**CHALLENGE:**
Reproduce exactly the lines from the one containing "Give me a plain-text" through the last line of the data, both ends included.

___ RECORDS FOR PROCESSING ___

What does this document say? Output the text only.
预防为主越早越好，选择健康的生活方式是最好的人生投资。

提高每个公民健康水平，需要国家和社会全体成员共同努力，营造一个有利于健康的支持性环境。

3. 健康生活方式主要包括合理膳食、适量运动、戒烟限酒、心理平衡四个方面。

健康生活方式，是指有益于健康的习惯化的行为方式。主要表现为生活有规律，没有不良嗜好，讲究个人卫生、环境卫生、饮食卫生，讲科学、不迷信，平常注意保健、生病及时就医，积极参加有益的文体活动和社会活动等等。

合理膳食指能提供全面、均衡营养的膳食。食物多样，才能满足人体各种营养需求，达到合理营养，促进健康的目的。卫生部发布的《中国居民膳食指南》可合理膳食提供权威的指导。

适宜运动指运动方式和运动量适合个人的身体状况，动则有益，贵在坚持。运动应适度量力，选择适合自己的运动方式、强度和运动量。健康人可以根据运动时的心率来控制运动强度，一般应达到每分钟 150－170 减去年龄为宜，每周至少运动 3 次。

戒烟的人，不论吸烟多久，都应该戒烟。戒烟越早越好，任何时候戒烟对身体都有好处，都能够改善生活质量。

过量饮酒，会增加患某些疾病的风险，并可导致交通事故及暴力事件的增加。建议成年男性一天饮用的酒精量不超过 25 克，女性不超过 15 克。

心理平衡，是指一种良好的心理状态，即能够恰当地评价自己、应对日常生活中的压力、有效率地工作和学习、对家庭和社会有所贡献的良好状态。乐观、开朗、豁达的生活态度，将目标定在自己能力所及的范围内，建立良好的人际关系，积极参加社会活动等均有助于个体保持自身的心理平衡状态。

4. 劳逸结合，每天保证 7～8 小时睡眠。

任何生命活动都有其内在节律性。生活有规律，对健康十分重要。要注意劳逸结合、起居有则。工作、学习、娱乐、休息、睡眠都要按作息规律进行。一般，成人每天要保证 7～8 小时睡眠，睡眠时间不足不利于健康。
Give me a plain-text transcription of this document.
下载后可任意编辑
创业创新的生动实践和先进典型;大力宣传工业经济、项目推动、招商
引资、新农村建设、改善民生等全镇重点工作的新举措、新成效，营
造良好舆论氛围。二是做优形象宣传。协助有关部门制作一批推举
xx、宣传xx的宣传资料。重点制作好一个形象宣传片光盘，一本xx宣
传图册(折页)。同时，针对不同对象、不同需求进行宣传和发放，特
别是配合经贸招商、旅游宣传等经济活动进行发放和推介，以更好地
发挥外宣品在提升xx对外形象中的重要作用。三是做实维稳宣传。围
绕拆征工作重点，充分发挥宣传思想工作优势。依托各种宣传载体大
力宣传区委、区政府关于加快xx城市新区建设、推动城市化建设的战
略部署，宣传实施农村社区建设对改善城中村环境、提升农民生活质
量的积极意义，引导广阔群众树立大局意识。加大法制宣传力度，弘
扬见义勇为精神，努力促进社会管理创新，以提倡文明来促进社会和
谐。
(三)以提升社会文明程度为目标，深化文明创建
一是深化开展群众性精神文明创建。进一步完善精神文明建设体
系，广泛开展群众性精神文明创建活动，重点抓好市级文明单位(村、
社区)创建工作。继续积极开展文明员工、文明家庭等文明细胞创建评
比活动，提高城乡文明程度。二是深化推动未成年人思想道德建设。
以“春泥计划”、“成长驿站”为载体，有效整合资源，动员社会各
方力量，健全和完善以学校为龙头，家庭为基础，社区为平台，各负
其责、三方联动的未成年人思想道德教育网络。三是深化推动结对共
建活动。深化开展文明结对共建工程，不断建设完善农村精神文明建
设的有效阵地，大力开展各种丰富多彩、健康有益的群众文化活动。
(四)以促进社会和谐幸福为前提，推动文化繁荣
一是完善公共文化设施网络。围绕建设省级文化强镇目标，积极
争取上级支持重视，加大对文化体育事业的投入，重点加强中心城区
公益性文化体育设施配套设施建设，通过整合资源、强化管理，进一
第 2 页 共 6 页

___

**EXERCISE RESULT:**
Give me a plain-text transcription of this document.
下载后可任意编辑
创业创新的生动实践和先进典型;大力宣传工业经济、项目推动、招商
引资、新农村建设、改善民生等全镇重点工作的新举措、新成效，营
造良好舆论氛围。二是做优形象宣传。协助有关部门制作一批推举
xx、宣传xx的宣传资料。重点制作好一个形象宣传片光盘，一本xx宣
传图册(折页)。同时，针对不同对象、不同需求进行宣传和发放，特
别是配合经贸招商、旅游宣传等经济活动进行发放和推介，以更好地
发挥外宣品在提升xx对外形象中的重要作用。三是做实维稳宣传。围
绕拆征工作重点，充分发挥宣传思想工作优势。依托各种宣传载体大
力宣传区委、区政府关于加快xx城市新区建设、推动城市化建设的战
略部署，宣传实施农村社区建设对改善城中村环境、提升农民生活质
量的积极意义，引导广阔群众树立大局意识。加大法制宣传力度，弘
扬见义勇为精神，努力促进社会管理创新，以提倡文明来促进社会和
谐。
(三)以提升社会文明程度为目标，深化文明创建
一是深化开展群众性精神文明创建。进一步完善精神文明建设体
系，广泛开展群众性精神文明创建活动，重点抓好市级文明单位(村、
社区)创建工作。继续积极开展文明员工、文明家庭等文明细胞创建评
比活动，提高城乡文明程度。二是深化推动未成年人思想道德建设。
以“春泥计划”、“成长驿站”为载体，有效整合资源，动员社会各
方力量，健全和完善以学校为龙头，家庭为基础，社区为平台，各负
其责、三方联动的未成年人思想道德教育网络。三是深化推动结对共
建活动。深化开展文明结对共建工程，不断建设完善农村精神文明建
设的有效阵地，大力开展各种丰富多彩、健康有益的群众文化活动。
(四)以促进社会和谐幸福为前提，推动文化繁荣
一是完善公共文化设施网络。围绕建设省级文化强镇目标，积极
争取上级支持重视，加大对文化体育事业的投入，重点加强中心城区
公益性文化体育设施配套设施建设，通过整合资源、强化管理，进一
第 2 页 共 6 页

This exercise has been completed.